Aim:
Identify the lines bearing the string "year" and gather them.

Entries taken from a collection:
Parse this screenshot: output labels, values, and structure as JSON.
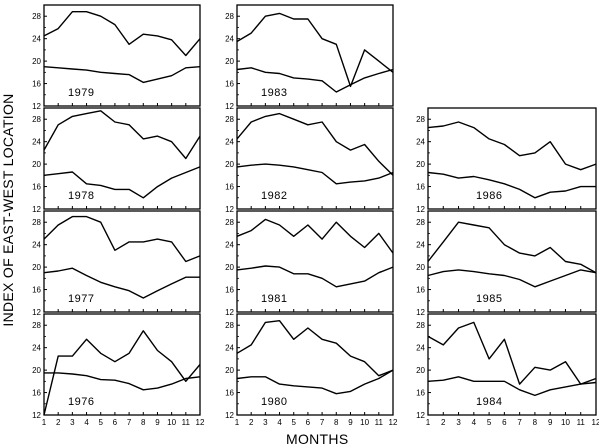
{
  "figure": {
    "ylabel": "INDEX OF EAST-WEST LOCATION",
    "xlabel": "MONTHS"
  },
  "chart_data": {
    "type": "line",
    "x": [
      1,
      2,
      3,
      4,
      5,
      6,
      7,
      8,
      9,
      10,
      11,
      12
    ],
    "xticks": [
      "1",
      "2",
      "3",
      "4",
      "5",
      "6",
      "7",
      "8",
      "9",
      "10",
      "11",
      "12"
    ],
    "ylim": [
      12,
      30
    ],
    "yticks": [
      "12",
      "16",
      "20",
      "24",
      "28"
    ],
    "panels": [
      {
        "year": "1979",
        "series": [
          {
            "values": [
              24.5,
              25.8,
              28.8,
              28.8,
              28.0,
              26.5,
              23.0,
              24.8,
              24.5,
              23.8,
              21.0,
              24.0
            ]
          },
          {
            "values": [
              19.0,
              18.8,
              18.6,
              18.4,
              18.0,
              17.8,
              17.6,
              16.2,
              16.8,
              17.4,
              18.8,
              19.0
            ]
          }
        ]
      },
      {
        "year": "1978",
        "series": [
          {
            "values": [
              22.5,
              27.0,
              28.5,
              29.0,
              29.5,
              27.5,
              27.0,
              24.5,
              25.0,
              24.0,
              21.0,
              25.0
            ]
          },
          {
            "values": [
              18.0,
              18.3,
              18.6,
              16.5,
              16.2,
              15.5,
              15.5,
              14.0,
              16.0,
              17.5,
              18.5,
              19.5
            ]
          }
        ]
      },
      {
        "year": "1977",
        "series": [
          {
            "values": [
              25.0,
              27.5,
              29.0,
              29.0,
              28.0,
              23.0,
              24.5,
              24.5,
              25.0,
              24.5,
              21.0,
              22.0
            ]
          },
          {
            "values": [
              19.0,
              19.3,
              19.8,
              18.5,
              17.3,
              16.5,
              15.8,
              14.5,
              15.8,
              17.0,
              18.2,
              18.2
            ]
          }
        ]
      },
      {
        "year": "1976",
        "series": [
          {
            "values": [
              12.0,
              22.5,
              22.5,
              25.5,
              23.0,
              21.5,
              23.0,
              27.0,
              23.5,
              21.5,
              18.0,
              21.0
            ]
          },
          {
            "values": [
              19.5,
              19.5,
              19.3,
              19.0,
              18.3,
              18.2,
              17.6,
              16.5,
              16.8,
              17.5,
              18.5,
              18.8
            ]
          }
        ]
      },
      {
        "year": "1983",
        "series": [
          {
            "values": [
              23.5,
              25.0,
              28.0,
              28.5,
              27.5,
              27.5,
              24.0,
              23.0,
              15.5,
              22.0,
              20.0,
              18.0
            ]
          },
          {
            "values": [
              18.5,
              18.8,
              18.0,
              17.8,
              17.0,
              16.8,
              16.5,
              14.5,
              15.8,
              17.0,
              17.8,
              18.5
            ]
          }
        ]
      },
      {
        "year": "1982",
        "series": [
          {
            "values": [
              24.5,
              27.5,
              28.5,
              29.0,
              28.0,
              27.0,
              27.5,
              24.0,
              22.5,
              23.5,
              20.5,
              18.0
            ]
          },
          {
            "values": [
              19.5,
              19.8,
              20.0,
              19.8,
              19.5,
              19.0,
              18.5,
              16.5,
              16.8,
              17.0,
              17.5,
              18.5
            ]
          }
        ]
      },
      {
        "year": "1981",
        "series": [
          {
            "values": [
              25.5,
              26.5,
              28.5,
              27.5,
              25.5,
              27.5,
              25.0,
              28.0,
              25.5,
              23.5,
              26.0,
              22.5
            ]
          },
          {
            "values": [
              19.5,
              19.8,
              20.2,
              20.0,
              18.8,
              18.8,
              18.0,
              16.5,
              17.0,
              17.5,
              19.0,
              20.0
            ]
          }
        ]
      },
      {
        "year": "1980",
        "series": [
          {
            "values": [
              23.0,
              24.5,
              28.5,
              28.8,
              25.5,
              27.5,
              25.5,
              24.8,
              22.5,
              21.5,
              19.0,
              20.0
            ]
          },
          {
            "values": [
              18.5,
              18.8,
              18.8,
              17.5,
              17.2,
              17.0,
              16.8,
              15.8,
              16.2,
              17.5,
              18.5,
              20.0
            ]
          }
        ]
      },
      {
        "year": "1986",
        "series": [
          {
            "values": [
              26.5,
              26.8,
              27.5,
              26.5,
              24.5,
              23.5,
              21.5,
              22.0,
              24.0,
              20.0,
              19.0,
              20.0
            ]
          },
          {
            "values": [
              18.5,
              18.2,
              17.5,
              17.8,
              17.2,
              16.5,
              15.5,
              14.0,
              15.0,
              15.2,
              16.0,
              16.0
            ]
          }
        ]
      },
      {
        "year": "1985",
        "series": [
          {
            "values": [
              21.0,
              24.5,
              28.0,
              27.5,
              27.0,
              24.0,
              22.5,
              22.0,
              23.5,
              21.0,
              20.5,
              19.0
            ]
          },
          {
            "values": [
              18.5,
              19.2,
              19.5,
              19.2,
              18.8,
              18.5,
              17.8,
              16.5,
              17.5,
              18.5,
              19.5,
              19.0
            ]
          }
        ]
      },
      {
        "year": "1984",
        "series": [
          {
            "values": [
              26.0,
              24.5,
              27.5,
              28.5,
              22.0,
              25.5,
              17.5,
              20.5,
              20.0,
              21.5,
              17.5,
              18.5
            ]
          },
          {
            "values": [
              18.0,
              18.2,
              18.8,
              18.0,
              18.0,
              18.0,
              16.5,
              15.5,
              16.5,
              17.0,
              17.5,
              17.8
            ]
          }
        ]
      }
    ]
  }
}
---
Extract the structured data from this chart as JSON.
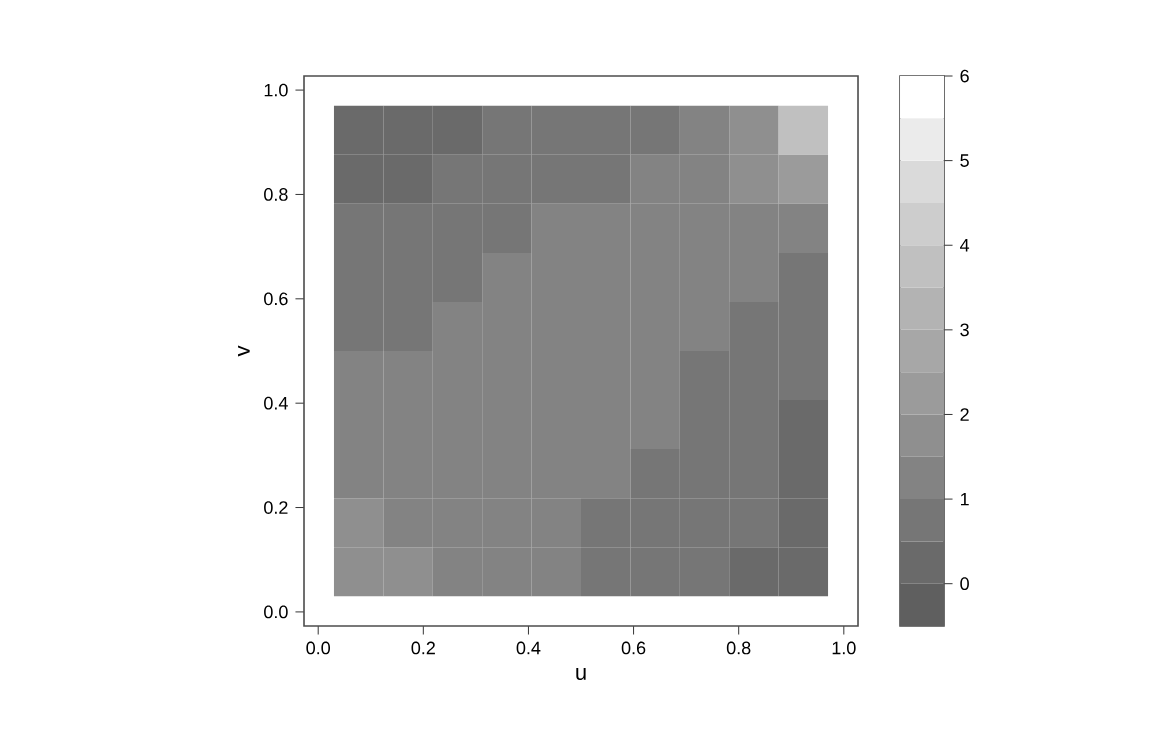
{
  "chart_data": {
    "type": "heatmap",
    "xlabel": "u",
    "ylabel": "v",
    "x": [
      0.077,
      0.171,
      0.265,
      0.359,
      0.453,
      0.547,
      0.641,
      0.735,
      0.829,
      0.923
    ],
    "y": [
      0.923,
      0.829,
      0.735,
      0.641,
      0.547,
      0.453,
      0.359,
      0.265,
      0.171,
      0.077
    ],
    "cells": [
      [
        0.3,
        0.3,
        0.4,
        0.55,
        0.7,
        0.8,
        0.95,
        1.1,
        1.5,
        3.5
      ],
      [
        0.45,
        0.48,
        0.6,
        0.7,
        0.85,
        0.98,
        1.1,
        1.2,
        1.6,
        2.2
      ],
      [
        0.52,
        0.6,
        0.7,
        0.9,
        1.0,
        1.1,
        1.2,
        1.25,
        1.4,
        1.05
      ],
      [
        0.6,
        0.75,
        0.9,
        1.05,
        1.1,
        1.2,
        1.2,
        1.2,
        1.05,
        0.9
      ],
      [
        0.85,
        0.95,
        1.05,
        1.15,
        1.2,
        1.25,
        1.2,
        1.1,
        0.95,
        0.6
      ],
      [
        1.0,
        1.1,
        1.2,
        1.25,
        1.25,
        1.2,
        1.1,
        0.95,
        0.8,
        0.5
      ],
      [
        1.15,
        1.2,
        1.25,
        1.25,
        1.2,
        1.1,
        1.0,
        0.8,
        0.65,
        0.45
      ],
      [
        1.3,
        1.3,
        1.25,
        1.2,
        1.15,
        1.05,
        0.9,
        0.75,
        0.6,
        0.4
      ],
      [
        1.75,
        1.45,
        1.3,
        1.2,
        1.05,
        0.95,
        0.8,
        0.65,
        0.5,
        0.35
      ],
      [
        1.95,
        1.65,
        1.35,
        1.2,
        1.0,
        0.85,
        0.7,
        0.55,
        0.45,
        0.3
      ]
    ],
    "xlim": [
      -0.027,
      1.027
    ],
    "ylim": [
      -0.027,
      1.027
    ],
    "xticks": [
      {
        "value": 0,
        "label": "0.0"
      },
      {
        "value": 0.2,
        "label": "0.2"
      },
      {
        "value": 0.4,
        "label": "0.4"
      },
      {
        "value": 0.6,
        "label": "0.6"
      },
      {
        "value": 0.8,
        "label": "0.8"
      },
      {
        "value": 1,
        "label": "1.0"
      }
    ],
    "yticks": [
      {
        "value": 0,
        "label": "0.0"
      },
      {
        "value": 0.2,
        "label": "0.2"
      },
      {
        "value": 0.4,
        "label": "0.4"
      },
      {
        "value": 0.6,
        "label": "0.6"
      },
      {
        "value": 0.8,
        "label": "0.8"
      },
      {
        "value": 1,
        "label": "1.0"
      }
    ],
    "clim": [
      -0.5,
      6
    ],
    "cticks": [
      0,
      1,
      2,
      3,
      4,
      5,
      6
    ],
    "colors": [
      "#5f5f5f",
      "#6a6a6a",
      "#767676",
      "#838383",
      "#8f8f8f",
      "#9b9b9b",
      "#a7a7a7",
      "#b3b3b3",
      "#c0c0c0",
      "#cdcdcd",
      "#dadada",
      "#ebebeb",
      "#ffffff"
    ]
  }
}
* * *
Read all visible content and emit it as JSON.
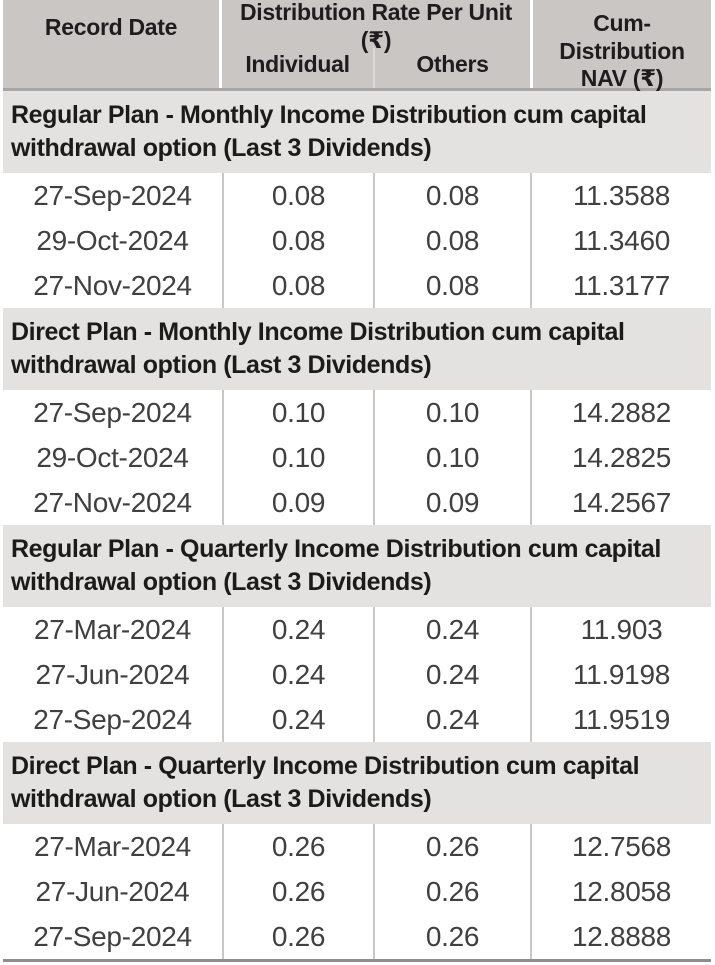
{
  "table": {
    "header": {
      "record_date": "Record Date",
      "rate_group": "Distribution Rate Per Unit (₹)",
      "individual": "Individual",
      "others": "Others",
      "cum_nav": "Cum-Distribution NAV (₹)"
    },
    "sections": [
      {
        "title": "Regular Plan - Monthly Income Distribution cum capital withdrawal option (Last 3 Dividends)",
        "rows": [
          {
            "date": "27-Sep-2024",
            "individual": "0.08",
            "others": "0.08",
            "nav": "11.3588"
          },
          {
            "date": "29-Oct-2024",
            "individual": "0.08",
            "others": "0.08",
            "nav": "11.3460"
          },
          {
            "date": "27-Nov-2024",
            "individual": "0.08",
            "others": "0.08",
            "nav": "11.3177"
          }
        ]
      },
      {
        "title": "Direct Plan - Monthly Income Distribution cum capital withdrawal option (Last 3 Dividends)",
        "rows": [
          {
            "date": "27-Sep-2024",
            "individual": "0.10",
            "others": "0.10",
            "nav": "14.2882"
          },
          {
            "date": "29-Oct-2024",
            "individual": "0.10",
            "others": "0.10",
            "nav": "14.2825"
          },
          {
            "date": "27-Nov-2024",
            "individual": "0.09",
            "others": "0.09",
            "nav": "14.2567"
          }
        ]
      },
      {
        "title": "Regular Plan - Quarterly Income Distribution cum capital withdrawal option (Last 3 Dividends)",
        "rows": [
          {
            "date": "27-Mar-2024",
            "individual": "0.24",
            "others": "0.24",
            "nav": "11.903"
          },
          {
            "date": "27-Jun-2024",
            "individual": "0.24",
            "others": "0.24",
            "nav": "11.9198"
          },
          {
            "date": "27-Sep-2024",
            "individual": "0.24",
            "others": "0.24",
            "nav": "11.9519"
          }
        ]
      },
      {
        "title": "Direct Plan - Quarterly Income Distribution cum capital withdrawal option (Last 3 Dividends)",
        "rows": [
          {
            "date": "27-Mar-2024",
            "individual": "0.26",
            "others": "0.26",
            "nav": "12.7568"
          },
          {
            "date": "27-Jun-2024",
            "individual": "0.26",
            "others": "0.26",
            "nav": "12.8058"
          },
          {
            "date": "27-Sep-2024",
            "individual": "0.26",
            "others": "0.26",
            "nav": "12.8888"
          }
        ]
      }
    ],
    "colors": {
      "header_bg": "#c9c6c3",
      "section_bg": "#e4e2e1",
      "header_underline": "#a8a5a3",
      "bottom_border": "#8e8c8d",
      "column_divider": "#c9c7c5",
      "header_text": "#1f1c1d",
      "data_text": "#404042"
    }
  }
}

The reply:
        "year": "1979",
        "year": "1978",
        "year": "1977",
        "year": "1976",
        "year": "1983",
        "year": "1982",
        "year": "1981",
        "year": "1980",
        "year": "1986",
        "year": "1985",
        "year": "1984",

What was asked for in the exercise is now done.